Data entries
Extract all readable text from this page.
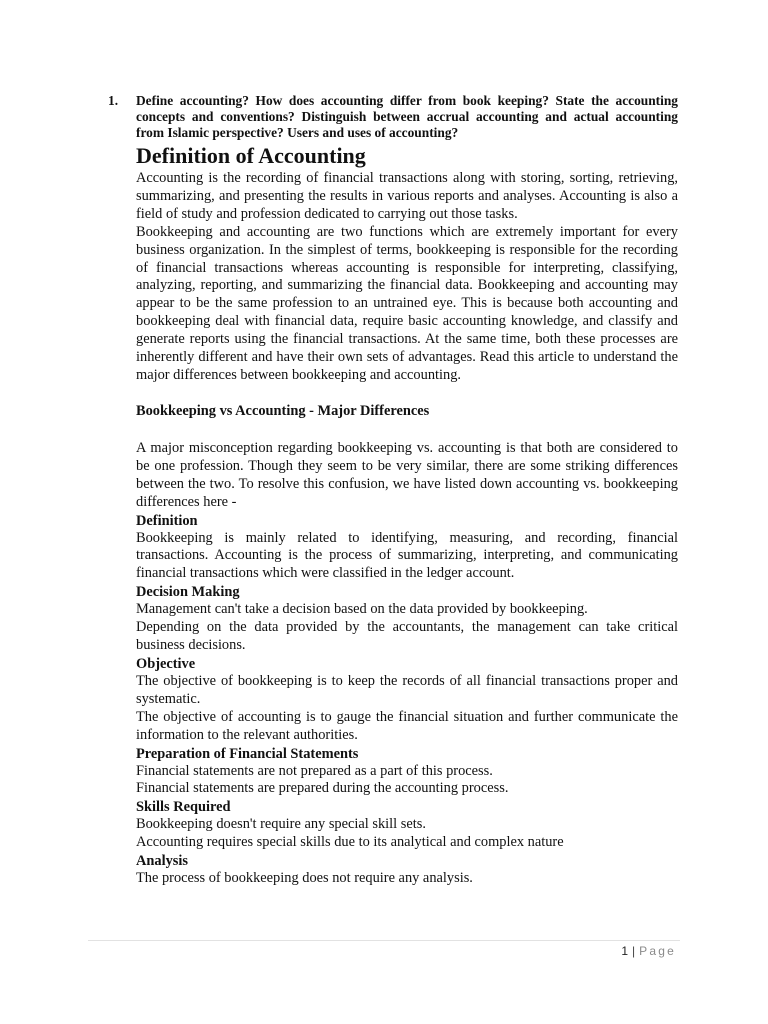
1.	Define accounting? How does accounting differ from book keeping? State the accounting concepts and conventions? Distinguish between accrual accounting and actual accounting from Islamic perspective? Users and uses of accounting?
Definition of Accounting

Accounting is the recording of financial transactions along with storing, sorting, retrieving, summarizing, and presenting the results in various reports and analyses. Accounting is also a field of study and profession dedicated to carrying out those tasks.

Bookkeeping and accounting are two functions which are extremely important for every business organization. In the simplest of terms, bookkeeping is responsible for the recording of financial transactions whereas accounting is responsible for interpreting, classifying, analyzing, reporting, and summarizing the financial data. Bookkeeping and accounting may appear to be the same profession to an untrained eye. This is because both accounting and bookkeeping deal with financial data, require basic accounting knowledge, and classify and generate reports using the financial transactions. At the same time, both these processes are inherently different and have their own sets of advantages. Read this article to understand the major differences between bookkeeping and accounting.

Bookkeeping vs Accounting - Major Differences

A major misconception regarding bookkeeping vs. accounting is that both are considered to be one profession. Though they seem to be very similar, there are some striking differences between the two. To resolve this confusion, we have listed down accounting vs. bookkeeping differences here -

Definition

Bookkeeping is mainly related to identifying, measuring, and recording, financial transactions. Accounting is the process of summarizing, interpreting, and communicating financial transactions which were classified in the ledger account.

Decision Making

Management can't take a decision based on the data provided by bookkeeping.

Depending on the data provided by the accountants, the management can take critical business decisions.

Objective

The objective of bookkeeping is to keep the records of all financial transactions proper and systematic.

The objective of accounting is to gauge the financial situation and further communicate the information to the relevant authorities.

Preparation of Financial Statements

Financial statements are not prepared as a part of this process.

Financial statements are prepared during the accounting process.

Skills Required

Bookkeeping doesn't require any special skill sets.

Accounting requires special skills due to its analytical and complex nature

Analysis

The process of bookkeeping does not require any analysis.

1 | Page
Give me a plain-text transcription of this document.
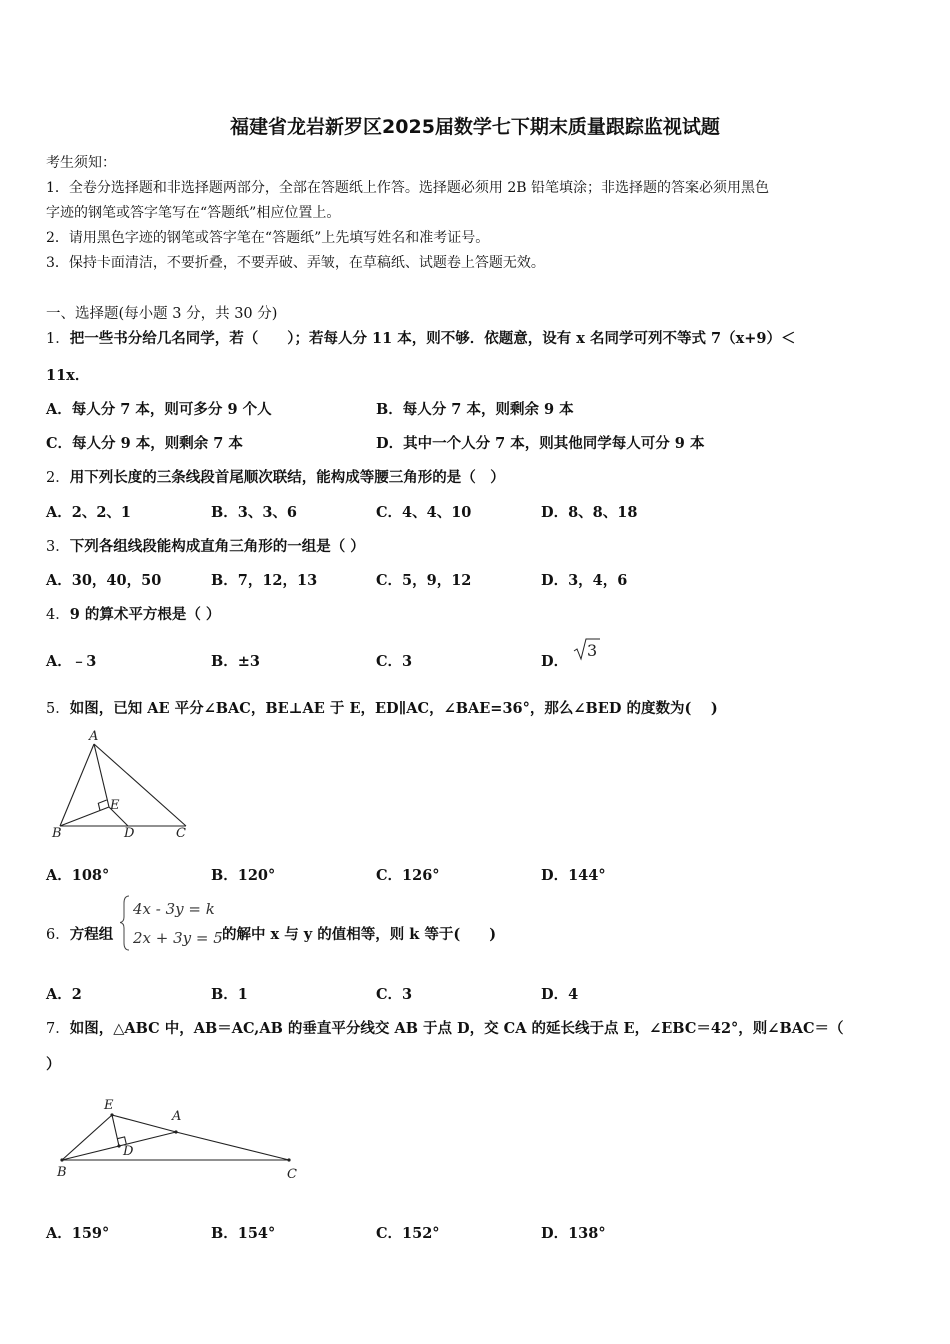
福建省龙岩新罗区2025届数学七下期末质量跟踪监视试题
考生须知：
1．全卷分选择题和非选择题两部分，全部在答题纸上作答。选择题必须用 2B 铅笔填涂；非选择题的答案必须用黑色
字迹的钢笔或答字笔写在“答题纸”相应位置上。
2．请用黑色字迹的钢笔或答字笔在“答题纸”上先填写姓名和准考证号。
3．保持卡面清洁，不要折叠，不要弄破、弄皱，在草稿纸、试题卷上答题无效。
一、选择题(每小题 3 分，共 30 分)
1．把一些书分给几名同学，若（　　）；若每人分 11 本，则不够．依题意，设有 x 名同学可列不等式 7（x+9）＜
11x．
A．每人分 7 本，则可多分 9 个人	B．每人分 7 本，则剩余 9 本
C．每人分 9 本，则剩余 7 本	D．其中一个人分 7 本，则其他同学每人可分 9 本
2．用下列长度的三条线段首尾顺次联结，能构成等腰三角形的是（　）
A．2、2、1	B．3、3、6	C．4、4、10	D．8、8、18
3．下列各组线段能构成直角三角形的一组是（ ）
A．30，40，50	B．7，12，13	C．5，9，12	D．3，4，6
4．9 的算术平方根是（ ）
A．﹣3	B．±3	C．3	D．
3
5．如图，已知 AE 平分∠BAC，BE⊥AE 于 E，ED∥AC，∠BAE=36°，那么∠BED 的度数为(　 )
A
E
B	D	C
A．108°	B．120°	C．126°	D．144°
6．方程组
4x - 3y = k
2x + 3y = 5 的解中 x 与 y 的值相等，则 k 等于(　　)
A．2	B．1	C．3	D．4
7．如图，△ABC 中，AB＝AC,AB 的垂直平分线交 AB 于点 D，交 CA 的延长线于点 E，∠EBC＝42°，则∠BAC＝（
）
E
A
D
B	C
A．159°	B．154°	C．152°	D．138°
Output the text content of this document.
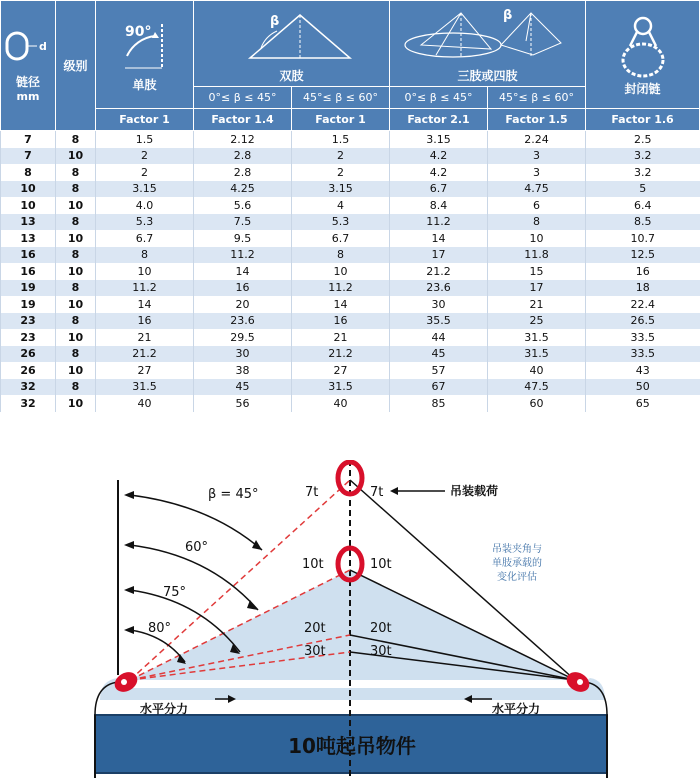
d
链径
mm	级别	90°
单肢	β
双肢		β
三肢或四肢		封闭链

			0°≤ β ≤ 45°	45°≤ β ≤ 60°	0°≤ β ≤ 45°	45°≤ β ≤ 60°	
		Factor 1	Factor 1.4	Factor 1	Factor 2.1	Factor 1.5	Factor 1.6
7	8	1.5	2.12	1.5	3.15	2.24	2.5
7	10	2	2.8	2	4.2	3	3.2
8	8	2	2.8	2	4.2	3	3.2
10	8	3.15	4.25	3.15	6.7	4.75	5
10	10	4.0	5.6	4	8.4	6	6.4
13	8	5.3	7.5	5.3	11.2	8	8.5
13	10	6.7	9.5	6.7	14	10	10.7
16	8	8	11.2	8	17	11.8	12.5
16	10	10	14	10	21.2	15	16
19	8	11.2	16	11.2	23.6	17	18
19	10	14	20	14	30	21	22.4
23	8	16	23.6	16	35.5	25	26.5
23	10	21	29.5	21	44	31.5	33.5
26	8	21.2	30	21.2	45	31.5	33.5
26	10	27	38	27	57	40	43
32	8	31.5	45	31.5	67	47.5	50
32	10	40	56	40	85	60	65
10吨起吊物件
β = 45°
60°
75°
80°
7t	7t
10t	10t
20t	20t
30t	30t
吊装载荷
吊装夹角与
单肢承载的
变化评估
水平分力	水平分力
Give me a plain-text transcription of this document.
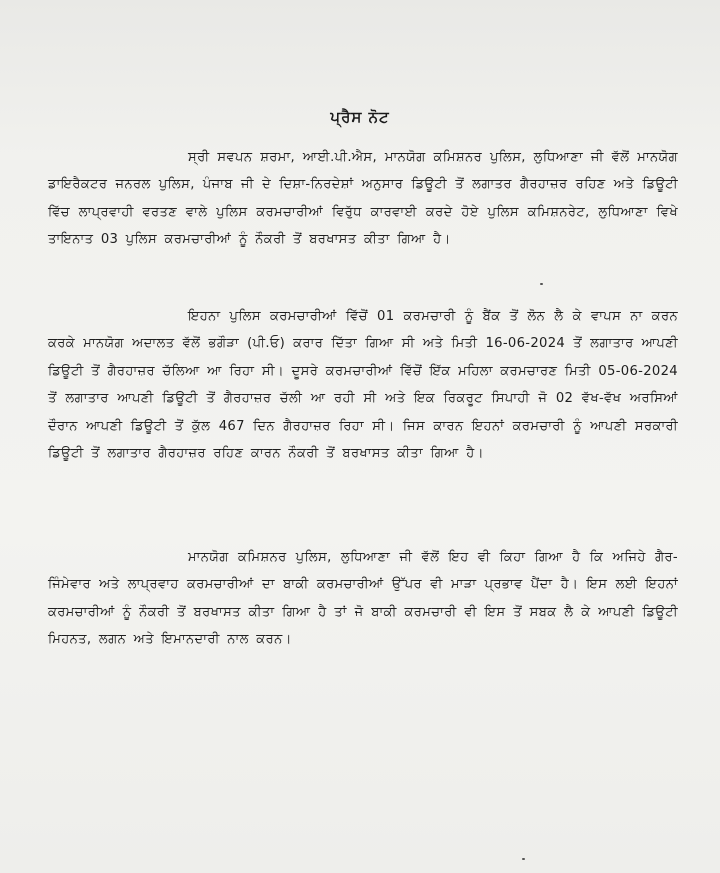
ਪ੍ਰੈਸ ਨੋਟ

ਸ੍ਰੀ ਸਵਪਨ ਸ਼ਰਮਾ, ਆਈ.ਪੀ.ਐਸ, ਮਾਨਯੋਗ ਕਮਿਸ਼ਨਰ ਪੁਲਿਸ, ਲੁਧਿਆਣਾ ਜੀ ਵੱਲੋਂ ਮਾਨਯੋਗ ਡਾਇਰੈਕਟਰ ਜਨਰਲ ਪੁਲਿਸ, ਪੰਜਾਬ ਜੀ ਦੇ ਦਿਸ਼ਾ-ਨਿਰਦੇਸ਼ਾਂ ਅਨੁਸਾਰ ਡਿਊਟੀ ਤੋਂ ਲਗਾਤਰ ਗੈਰਹਾਜ਼ਰ ਰਹਿਣ ਅਤੇ ਡਿਊਟੀ ਵਿੱਚ ਲਾਪ੍ਰਵਾਹੀ ਵਰਤਣ ਵਾਲੇ ਪੁਲਿਸ ਕਰਮਚਾਰੀਆਂ ਵਿਰੁੱਧ ਕਾਰਵਾਈ ਕਰਦੇ ਹੋਏ ਪੁਲਿਸ ਕਮਿਸ਼ਨਰੇਟ, ਲੁਧਿਆਣਾ ਵਿਖੇ ਤਾਇਨਾਤ 03 ਪੁਲਿਸ ਕਰਮਚਾਰੀਆਂ ਨੂੰ ਨੌਕਰੀ ਤੋਂ ਬਰਖਾਸਤ ਕੀਤਾ ਗਿਆ ਹੈ।

ਇਹਨਾ ਪੁਲਿਸ ਕਰਮਚਾਰੀਆਂ ਵਿੱਚੋਂ 01 ਕਰਮਚਾਰੀ ਨੂੰ ਬੈਂਕ ਤੋਂ ਲੋਨ ਲੈ ਕੇ ਵਾਪਸ ਨਾ ਕਰਨ ਕਰਕੇ ਮਾਨਯੋਗ ਅਦਾਲਤ ਵੱਲੋਂ ਭਗੌੜਾ (ਪੀ.ਓ) ਕਰਾਰ ਦਿੱਤਾ ਗਿਆ ਸੀ ਅਤੇ ਮਿਤੀ 16-06-2024 ਤੋਂ ਲਗਾਤਾਰ ਆਪਣੀ ਡਿਊਟੀ ਤੋਂ ਗੈਰਹਾਜ਼ਰ ਚੱਲਿਆ ਆ ਰਿਹਾ ਸੀ। ਦੂਸਰੇ ਕਰਮਚਾਰੀਆਂ ਵਿੱਚੋਂ ਇੱਕ ਮਹਿਲਾ ਕਰਮਚਾਰਣ ਮਿਤੀ 05-06-2024 ਤੋਂ ਲਗਾਤਾਰ ਆਪਣੀ ਡਿਊਟੀ ਤੋਂ ਗੈਰਹਾਜ਼ਰ ਚੱਲੀ ਆ ਰਹੀ ਸੀ ਅਤੇ ਇਕ ਰਿਕਰੂਟ ਸਿਪਾਹੀ ਜੋ 02 ਵੱਖ-ਵੱਖ ਅਰਸਿਆਂ ਦੌਰਾਨ ਆਪਣੀ ਡਿਊਟੀ ਤੋਂ ਕੁੱਲ 467 ਦਿਨ ਗੈਰਹਾਜ਼ਰ ਰਿਹਾ ਸੀ। ਜਿਸ ਕਾਰਨ ਇਹਨਾਂ ਕਰਮਚਾਰੀ ਨੂੰ ਆਪਣੀ ਸਰਕਾਰੀ ਡਿਊਟੀ ਤੋਂ ਲਗਾਤਾਰ ਗੈਰਹਾਜ਼ਰ ਰਹਿਣ ਕਾਰਨ ਨੌਕਰੀ ਤੋਂ ਬਰਖਾਸਤ ਕੀਤਾ ਗਿਆ ਹੈ।

ਮਾਨਯੋਗ ਕਮਿਸ਼ਨਰ ਪੁਲਿਸ, ਲੁਧਿਆਣਾ ਜੀ ਵੱਲੋਂ ਇਹ ਵੀ ਕਿਹਾ ਗਿਆ ਹੈ ਕਿ ਅਜਿਹੇ ਗੈਰ-ਜਿੰਮੇਵਾਰ ਅਤੇ ਲਾਪ੍ਰਵਾਹ ਕਰਮਚਾਰੀਆਂ ਦਾ ਬਾਕੀ ਕਰਮਚਾਰੀਆਂ ਉੱਪਰ ਵੀ ਮਾੜਾ ਪ੍ਰਭਾਵ ਪੈਂਦਾ ਹੈ। ਇਸ ਲਈ ਇਹਨਾਂ ਕਰਮਚਾਰੀਆਂ ਨੂੰ ਨੌਕਰੀ ਤੋਂ ਬਰਖਾਸਤ ਕੀਤਾ ਗਿਆ ਹੈ ਤਾਂ ਜੋ ਬਾਕੀ ਕਰਮਚਾਰੀ ਵੀ ਇਸ ਤੋਂ ਸਬਕ ਲੈ ਕੇ ਆਪਣੀ ਡਿਊਟੀ ਮਿਹਨਤ, ਲਗਨ ਅਤੇ ਇਮਾਨਦਾਰੀ ਨਾਲ ਕਰਨ।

- What to work on -
Search the preceding listing for the word "sets" and pull out every line that holds it.

- Right answer -
Bookkeeping and accounting are two functions which are extremely important for every business organization. In the simplest of terms, bookkeeping is responsible for the recording of financial transactions whereas accounting is responsible for interpreting, classifying, analyzing, reporting, and summarizing the financial data. Bookkeeping and accounting may appear to be the same profession to an untrained eye. This is because both accounting and bookkeeping deal with financial data, require basic accounting knowledge, and classify and generate reports using the financial transactions. At the same time, both these processes are inherently different and have their own sets of advantages. Read this article to understand the major differences between bookkeeping and accounting.
Bookkeeping doesn't require any special skill sets.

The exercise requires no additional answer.